WRITTEN INSTRUCTION: Read through the entries below and return each line with the word "MEZIROČNÍ".

[Lines of data]
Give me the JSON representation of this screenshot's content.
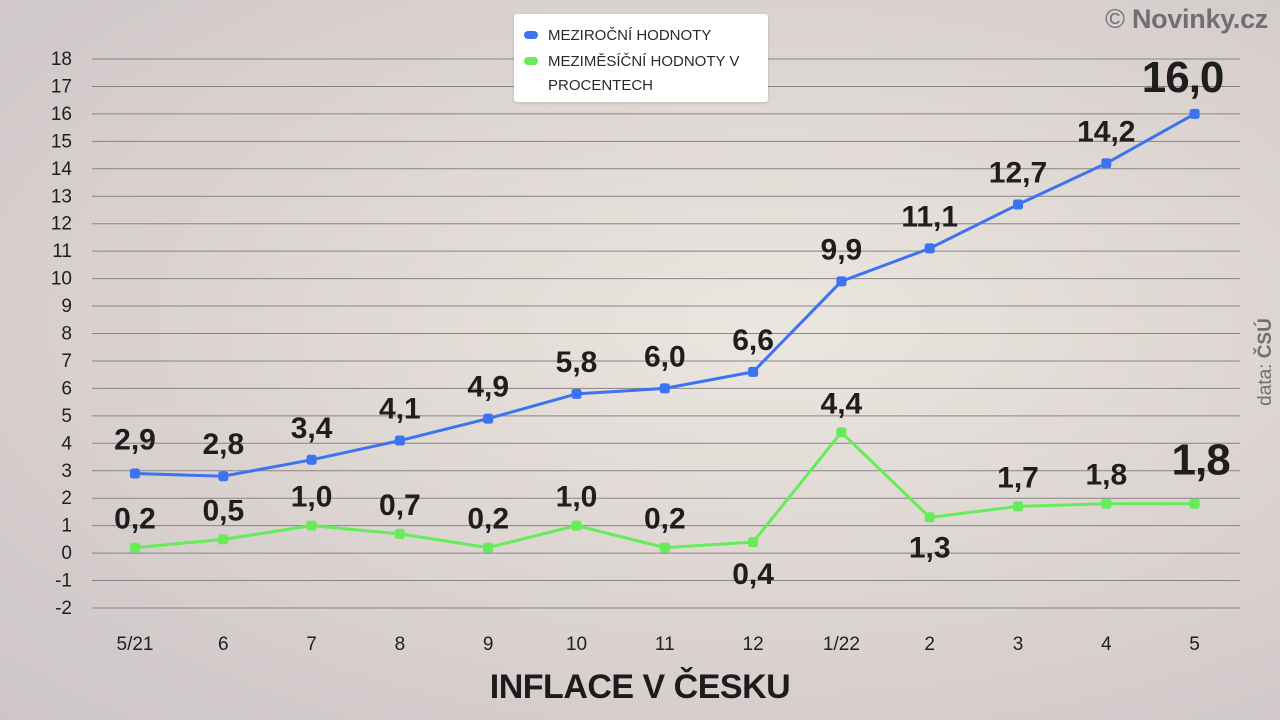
{
  "chart_data": {
    "type": "line",
    "title": "INFLACE V ČESKU",
    "categories": [
      "5/21",
      "6",
      "7",
      "8",
      "9",
      "10",
      "11",
      "12",
      "1/22",
      "2",
      "3",
      "4",
      "5"
    ],
    "y_ticks": [
      "18",
      "17",
      "16",
      "15",
      "14",
      "13",
      "12",
      "11",
      "10",
      "9",
      "8",
      "7",
      "6",
      "5",
      "4",
      "3",
      "2",
      "1",
      "0",
      "-1",
      "-2"
    ],
    "ylim": [
      -2,
      18
    ],
    "grid": true,
    "legend_position": "top-center",
    "series": [
      {
        "name": "MEZIROČNÍ HODNOTY",
        "color": "#3c73f0",
        "values": [
          2.9,
          2.8,
          3.4,
          4.1,
          4.9,
          5.8,
          6.0,
          6.6,
          9.9,
          11.1,
          12.7,
          14.2,
          16.0
        ],
        "labels": [
          "2,9",
          "2,8",
          "3,4",
          "4,1",
          "4,9",
          "5,8",
          "6,0",
          "6,6",
          "9,9",
          "11,1",
          "12,7",
          "14,2",
          "16,0"
        ]
      },
      {
        "name": "MEZIMĚSÍČNÍ HODNOTY V PROCENTECH",
        "color": "#66ec5a",
        "values": [
          0.2,
          0.5,
          1.0,
          0.7,
          0.2,
          1.0,
          0.2,
          0.4,
          4.4,
          1.3,
          1.7,
          1.8,
          1.8
        ],
        "labels": [
          "0,2",
          "0,5",
          "1,0",
          "0,7",
          "0,2",
          "1,0",
          "0,2",
          "0,4",
          "4,4",
          "1,3",
          "1,7",
          "1,8",
          "1,8"
        ]
      }
    ]
  },
  "legend": {
    "item1": "MEZIROČNÍ HODNOTY",
    "item2": "MEZIMĚSÍČNÍ HODNOTY V PROCENTECH"
  },
  "copyright": {
    "symbol": "©",
    "brand": "Novinky.cz"
  },
  "source": {
    "prefix": "data:",
    "name": "ČSÚ"
  }
}
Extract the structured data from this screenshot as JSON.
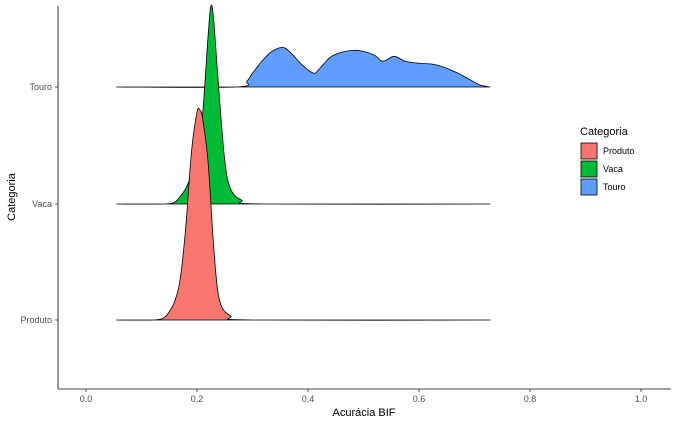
{
  "chart_data": {
    "type": "area",
    "subtype": "ridgeline-density",
    "xlabel": "Acurácia BIF",
    "ylabel": "Categoria",
    "xlim": [
      0.0,
      1.0
    ],
    "x_ticks": [
      0.0,
      0.2,
      0.4,
      0.6,
      0.8,
      1.0
    ],
    "x_tick_labels": [
      "0.0",
      "0.2",
      "0.4",
      "0.6",
      "0.8",
      "1.0"
    ],
    "categories": [
      "Produto",
      "Vaca",
      "Touro"
    ],
    "grid": false,
    "legend": {
      "title": "Categoria",
      "position": "right",
      "entries": [
        {
          "label": "Produto",
          "color": "#F8766D"
        },
        {
          "label": "Vaca",
          "color": "#00BA38"
        },
        {
          "label": "Touro",
          "color": "#619CFF"
        }
      ]
    },
    "series": [
      {
        "name": "Produto",
        "color": "#F8766D",
        "x_range": [
          0.055,
          0.728
        ],
        "x": [
          0.055,
          0.12,
          0.14,
          0.15,
          0.16,
          0.17,
          0.18,
          0.19,
          0.2,
          0.205,
          0.21,
          0.22,
          0.23,
          0.24,
          0.26,
          0.3,
          0.728
        ],
        "density": [
          0.0,
          0.0,
          0.01,
          0.04,
          0.09,
          0.2,
          0.45,
          0.8,
          0.99,
          1.0,
          0.96,
          0.75,
          0.35,
          0.1,
          0.02,
          0.0,
          0.0
        ]
      },
      {
        "name": "Vaca",
        "color": "#00BA38",
        "x_range": [
          0.055,
          0.728
        ],
        "x": [
          0.055,
          0.14,
          0.16,
          0.17,
          0.18,
          0.19,
          0.2,
          0.21,
          0.22,
          0.225,
          0.23,
          0.24,
          0.25,
          0.26,
          0.28,
          0.32,
          0.728
        ],
        "density": [
          0.0,
          0.0,
          0.01,
          0.04,
          0.08,
          0.15,
          0.25,
          0.45,
          0.85,
          1.0,
          0.93,
          0.55,
          0.22,
          0.08,
          0.02,
          0.0,
          0.0
        ]
      },
      {
        "name": "Touro",
        "color": "#619CFF",
        "x_range": [
          0.055,
          0.728
        ],
        "x": [
          0.055,
          0.27,
          0.29,
          0.3,
          0.32,
          0.335,
          0.355,
          0.37,
          0.39,
          0.41,
          0.42,
          0.44,
          0.46,
          0.48,
          0.5,
          0.52,
          0.535,
          0.555,
          0.575,
          0.6,
          0.625,
          0.645,
          0.67,
          0.69,
          0.71,
          0.728
        ],
        "density": [
          0.0,
          0.0,
          0.03,
          0.07,
          0.14,
          0.18,
          0.2,
          0.17,
          0.11,
          0.07,
          0.09,
          0.15,
          0.175,
          0.185,
          0.18,
          0.16,
          0.13,
          0.155,
          0.13,
          0.12,
          0.115,
          0.1,
          0.07,
          0.04,
          0.01,
          0.0
        ]
      }
    ]
  }
}
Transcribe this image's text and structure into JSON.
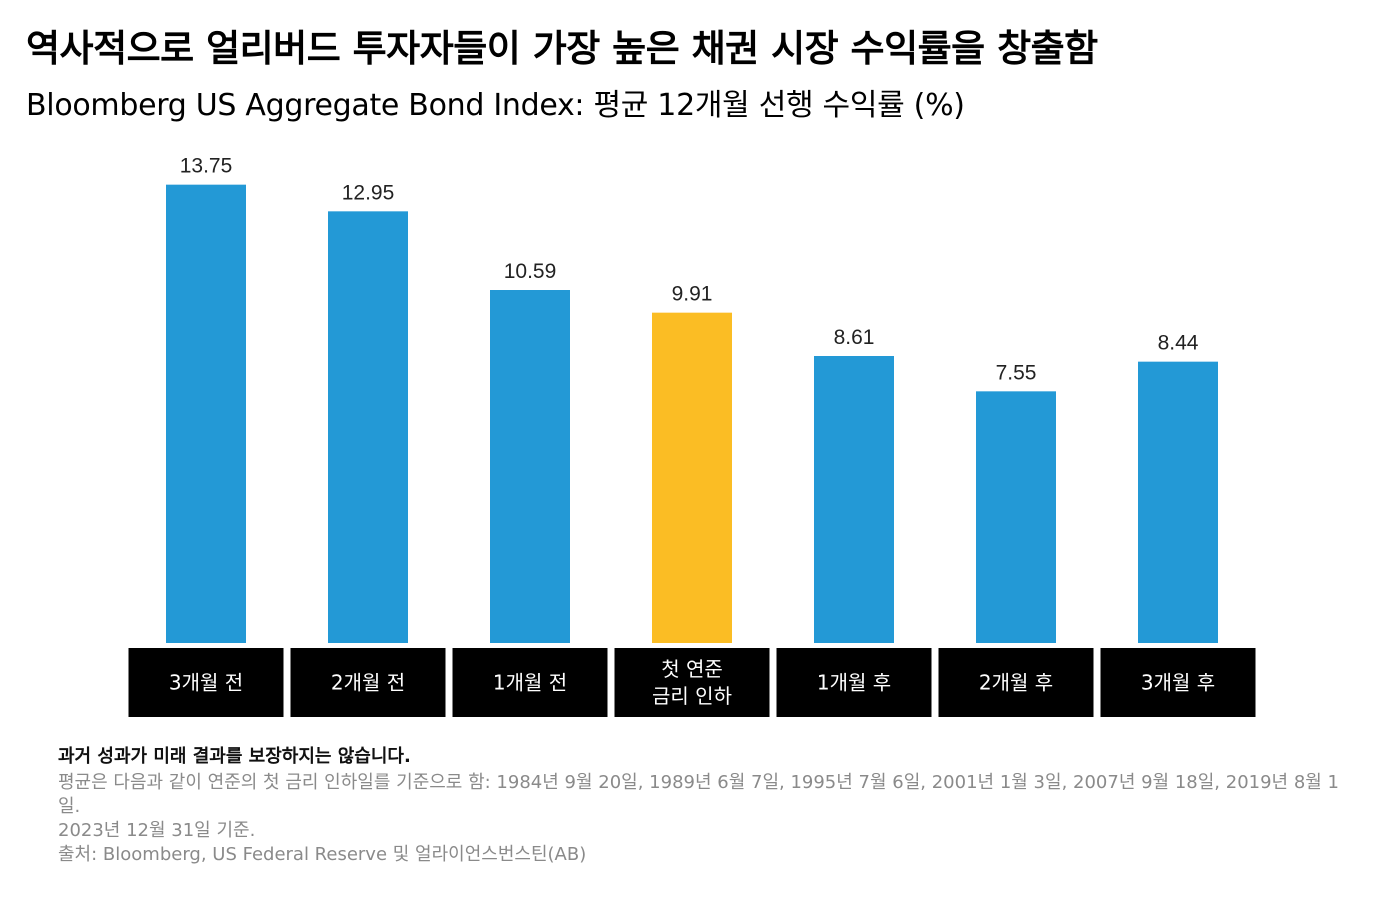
{
  "title": "역사적으로 얼리버드 투자자들이 가장 높은 채권 시장 수익률을 창출함",
  "subtitle": "Bloomberg US Aggregate Bond Index: 평균 12개월 선행 수익률 (%)",
  "chart_data": {
    "type": "bar",
    "categories": [
      "3개월 전",
      "2개월 전",
      "1개월 전",
      "첫 연준\n금리 인하",
      "1개월 후",
      "2개월 후",
      "3개월 후"
    ],
    "values": [
      13.75,
      12.95,
      10.59,
      9.91,
      8.61,
      7.55,
      8.44
    ],
    "data_labels": [
      "13.75",
      "12.95",
      "10.59",
      "9.91",
      "8.61",
      "7.55",
      "8.44"
    ],
    "highlight_index": 3,
    "ylim": [
      0,
      15
    ],
    "grid": false,
    "colors": {
      "bar": "#2399d6",
      "highlight": "#fbbd24",
      "category_box": "#000000",
      "category_text": "#ffffff"
    }
  },
  "footer": {
    "disclaimer": "과거 성과가 미래 결과를 보장하지는 않습니다.",
    "notes": [
      "평균은 다음과 같이 연준의 첫 금리 인하일를 기준으로 함: 1984년 9월 20일, 1989년 6월 7일, 1995년 7월 6일, 2001년 1월 3일, 2007년 9월 18일, 2019년 8월 1일.",
      "2023년 12월 31일 기준.",
      "출처: Bloomberg, US Federal Reserve 및 얼라이언스번스틴(AB)"
    ]
  }
}
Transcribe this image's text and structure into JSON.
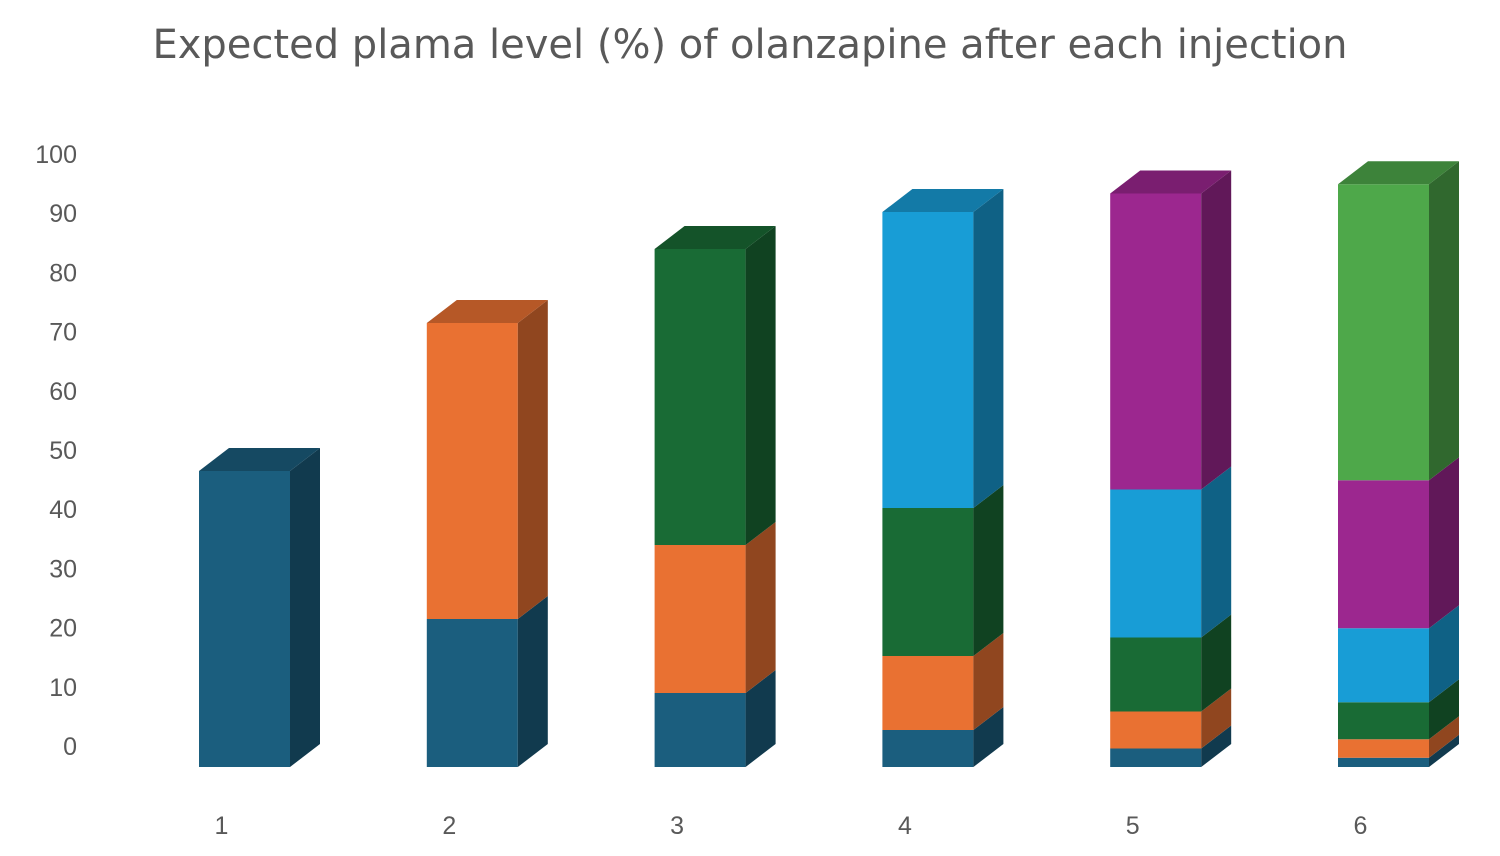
{
  "chart_data": {
    "type": "bar",
    "stacked": true,
    "style": "3d-column",
    "title": "Expected plama level (%) of olanzapine after each injection",
    "categories": [
      "1",
      "2",
      "3",
      "4",
      "5",
      "6"
    ],
    "ylim": [
      0,
      100
    ],
    "yticks": [
      0,
      10,
      20,
      30,
      40,
      50,
      60,
      70,
      80,
      90,
      100
    ],
    "grid": false,
    "legend": "none",
    "series": [
      {
        "color": "#1b5e7e",
        "values": [
          50,
          25,
          12.5,
          6.25,
          3.125,
          1.5625
        ]
      },
      {
        "color": "#e97132",
        "values": [
          0,
          50,
          25,
          12.5,
          6.25,
          3.125
        ]
      },
      {
        "color": "#196b35",
        "values": [
          0,
          0,
          50,
          25,
          12.5,
          6.25
        ]
      },
      {
        "color": "#189dd6",
        "values": [
          0,
          0,
          0,
          50,
          25,
          12.5
        ]
      },
      {
        "color": "#9c278f",
        "values": [
          0,
          0,
          0,
          0,
          50,
          25
        ]
      },
      {
        "color": "#4ea84a",
        "values": [
          0,
          0,
          0,
          0,
          0,
          50
        ]
      }
    ]
  }
}
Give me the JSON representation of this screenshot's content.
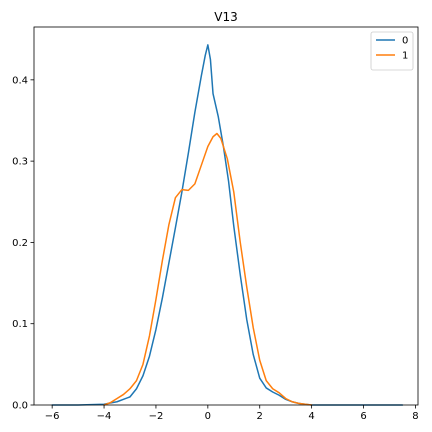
{
  "chart_data": {
    "type": "line",
    "title": "V13",
    "xlabel": "",
    "ylabel": "",
    "xlim": [
      -6.7,
      8.1
    ],
    "ylim": [
      0.0,
      0.465
    ],
    "x_ticks": [
      -6,
      -4,
      -2,
      0,
      2,
      4,
      6,
      8
    ],
    "x_tick_labels": [
      "−6",
      "−4",
      "−2",
      "0",
      "2",
      "4",
      "6",
      "8"
    ],
    "y_ticks": [
      0.0,
      0.1,
      0.2,
      0.3,
      0.4
    ],
    "y_tick_labels": [
      "0.0",
      "0.1",
      "0.2",
      "0.3",
      "0.4"
    ],
    "grid": false,
    "legend": "top-right",
    "series": [
      {
        "name": "0",
        "color": "#1f77b4",
        "x": [
          -6.0,
          -5.0,
          -4.0,
          -3.5,
          -3.0,
          -2.75,
          -2.5,
          -2.25,
          -2.0,
          -1.75,
          -1.5,
          -1.25,
          -1.0,
          -0.75,
          -0.5,
          -0.25,
          -0.1,
          0.0,
          0.1,
          0.2,
          0.4,
          0.6,
          0.8,
          1.0,
          1.25,
          1.5,
          1.75,
          2.0,
          2.25,
          2.5,
          2.75,
          3.0,
          3.25,
          3.5,
          3.75,
          4.0,
          4.5,
          5.0,
          6.0,
          7.0,
          7.5
        ],
        "y": [
          0.0,
          0.0,
          0.001,
          0.004,
          0.01,
          0.02,
          0.036,
          0.06,
          0.093,
          0.132,
          0.175,
          0.218,
          0.262,
          0.31,
          0.36,
          0.405,
          0.43,
          0.443,
          0.425,
          0.383,
          0.355,
          0.318,
          0.275,
          0.22,
          0.16,
          0.105,
          0.062,
          0.033,
          0.021,
          0.016,
          0.012,
          0.007,
          0.004,
          0.002,
          0.001,
          0.0,
          0.0,
          0.0,
          0.0,
          0.0,
          0.0
        ]
      },
      {
        "name": "1",
        "color": "#ff7f0e",
        "x": [
          -4.0,
          -3.75,
          -3.5,
          -3.25,
          -3.0,
          -2.75,
          -2.5,
          -2.25,
          -2.0,
          -1.75,
          -1.5,
          -1.25,
          -1.0,
          -0.75,
          -0.5,
          -0.25,
          0.0,
          0.2,
          0.35,
          0.5,
          0.75,
          1.0,
          1.25,
          1.5,
          1.75,
          2.0,
          2.25,
          2.5,
          2.75,
          3.0,
          3.25,
          3.5,
          3.75,
          4.0
        ],
        "y": [
          0.0,
          0.003,
          0.008,
          0.013,
          0.02,
          0.03,
          0.05,
          0.085,
          0.13,
          0.178,
          0.222,
          0.255,
          0.265,
          0.264,
          0.272,
          0.295,
          0.318,
          0.33,
          0.334,
          0.328,
          0.303,
          0.262,
          0.2,
          0.145,
          0.095,
          0.055,
          0.03,
          0.02,
          0.015,
          0.008,
          0.004,
          0.002,
          0.001,
          0.0
        ]
      }
    ]
  }
}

TASK RESPONSE:
        "name": "MEZIROČNÍ HODNOTY",
    "item1": "MEZIROČNÍ HODNOTY",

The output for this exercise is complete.